Required task: Set the following entries down again exactly, line by line.

Record extracts:

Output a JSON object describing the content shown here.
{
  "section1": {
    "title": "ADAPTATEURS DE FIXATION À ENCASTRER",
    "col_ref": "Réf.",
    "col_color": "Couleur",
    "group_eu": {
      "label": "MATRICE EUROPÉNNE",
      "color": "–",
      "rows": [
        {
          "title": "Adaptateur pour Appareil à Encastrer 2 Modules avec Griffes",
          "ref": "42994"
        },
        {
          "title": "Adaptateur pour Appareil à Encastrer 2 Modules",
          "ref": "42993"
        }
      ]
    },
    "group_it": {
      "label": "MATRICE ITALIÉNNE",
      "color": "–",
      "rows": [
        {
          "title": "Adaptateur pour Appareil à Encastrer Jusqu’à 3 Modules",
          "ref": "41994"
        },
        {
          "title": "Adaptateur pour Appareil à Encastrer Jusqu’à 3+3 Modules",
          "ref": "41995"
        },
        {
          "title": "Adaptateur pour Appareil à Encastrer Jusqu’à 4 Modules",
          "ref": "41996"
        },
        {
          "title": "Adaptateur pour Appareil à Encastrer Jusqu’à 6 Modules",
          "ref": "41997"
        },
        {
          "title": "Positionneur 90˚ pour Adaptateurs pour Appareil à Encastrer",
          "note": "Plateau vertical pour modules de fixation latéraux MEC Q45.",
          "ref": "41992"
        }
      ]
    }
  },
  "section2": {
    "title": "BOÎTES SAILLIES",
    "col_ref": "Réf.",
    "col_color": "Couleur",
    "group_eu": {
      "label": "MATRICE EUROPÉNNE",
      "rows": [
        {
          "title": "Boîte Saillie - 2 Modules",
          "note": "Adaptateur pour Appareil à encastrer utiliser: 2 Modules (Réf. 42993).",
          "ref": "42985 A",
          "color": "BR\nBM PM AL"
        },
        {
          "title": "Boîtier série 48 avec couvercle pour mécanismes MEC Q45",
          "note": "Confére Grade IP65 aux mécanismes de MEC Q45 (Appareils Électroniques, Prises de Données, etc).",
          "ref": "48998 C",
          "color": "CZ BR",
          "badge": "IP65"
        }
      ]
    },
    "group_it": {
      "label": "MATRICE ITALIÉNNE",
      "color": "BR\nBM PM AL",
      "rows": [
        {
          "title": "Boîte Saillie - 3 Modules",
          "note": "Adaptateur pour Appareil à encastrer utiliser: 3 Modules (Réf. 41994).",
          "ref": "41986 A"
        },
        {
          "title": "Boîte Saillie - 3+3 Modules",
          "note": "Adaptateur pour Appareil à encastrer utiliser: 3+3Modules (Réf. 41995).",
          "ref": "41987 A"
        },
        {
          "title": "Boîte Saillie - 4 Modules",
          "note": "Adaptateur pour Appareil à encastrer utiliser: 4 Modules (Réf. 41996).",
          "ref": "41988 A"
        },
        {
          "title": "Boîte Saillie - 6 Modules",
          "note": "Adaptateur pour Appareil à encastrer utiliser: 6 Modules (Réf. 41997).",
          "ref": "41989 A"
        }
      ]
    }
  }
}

Final result:
Output a JSON object describing the content shown here.
{
  "section1": {
    "title": "ADAPTATEURS DE FIXATION À ENCASTRER",
    "col_ref": "Réf.",
    "col_color": "Couleur",
    "group_eu": {
      "label": "MATRICE EUROPÉNNE",
      "color": "–",
      "rows": [
        {
          "title": "Adaptateur pour Appareil à Encastrer 2 Modules avec Griffes",
          "ref": "42994"
        },
        {
          "title": "Adaptateur pour Appareil à Encastrer 2 Modules",
          "ref": "42993"
        }
      ]
    },
    "group_it": {
      "label": "MATRICE ITALIÉNNE",
      "color": "–",
      "rows": [
        {
          "title": "Adaptateur pour Appareil à Encastrer Jusqu’à 3 Modules",
          "ref": "41994"
        },
        {
          "title": "Adaptateur pour Appareil à Encastrer Jusqu’à 3+3 Modules",
          "ref": "41995"
        },
        {
          "title": "Adaptateur pour Appareil à Encastrer Jusqu’à 4 Modules",
          "ref": "41996"
        },
        {
          "title": "Adaptateur pour Appareil à Encastrer Jusqu’à 6 Modules",
          "ref": "41997"
        },
        {
          "title": "Positionneur 90˚ pour Adaptateurs pour Appareil à Encastrer",
          "note": "Plateau vertical pour modules de fixation latéraux MEC Q45.",
          "ref": "41992"
        }
      ]
    }
  },
  "section2": {
    "title": "BOÎTES SAILLIES",
    "col_ref": "Réf.",
    "col_color": "Couleur",
    "group_eu": {
      "label": "MATRICE EUROPÉNNE",
      "rows": [
        {
          "title": "Boîte Saillie - 2 Modules",
          "note": "Adaptateur pour Appareil à encastrer utiliser: 2 Modules (Réf. 42993).",
          "ref": "42985 A",
          "color": "BR\nBM PM AL"
        },
        {
          "title": "Boîtier série 48 avec couvercle pour mécanismes MEC Q45",
          "note": "Confére Grade IP65 aux mécanismes de MEC Q45 (Appareils Électroniques, Prises de Données, etc).",
          "ref": "48998 C",
          "color": "CZ BR",
          "badge": "IP65"
        }
      ]
    },
    "group_it": {
      "label": "MATRICE ITALIÉNNE",
      "color": "BR\nBM PM AL",
      "rows": [
        {
          "title": "Boîte Saillie - 3 Modules",
          "note": "Adaptateur pour Appareil à encastrer utiliser: 3 Modules (Réf. 41994).",
          "ref": "41986 A"
        },
        {
          "title": "Boîte Saillie - 3+3 Modules",
          "note": "Adaptateur pour Appareil à encastrer utiliser: 3+3Modules (Réf. 41995).",
          "ref": "41987 A"
        },
        {
          "title": "Boîte Saillie - 4 Modules",
          "note": "Adaptateur pour Appareil à encastrer utiliser: 4 Modules (Réf. 41996).",
          "ref": "41988 A"
        },
        {
          "title": "Boîte Saillie - 6 Modules",
          "note": "Adaptateur pour Appareil à encastrer utiliser: 6 Modules (Réf. 41997).",
          "ref": "41989 A"
        }
      ]
    }
  }
}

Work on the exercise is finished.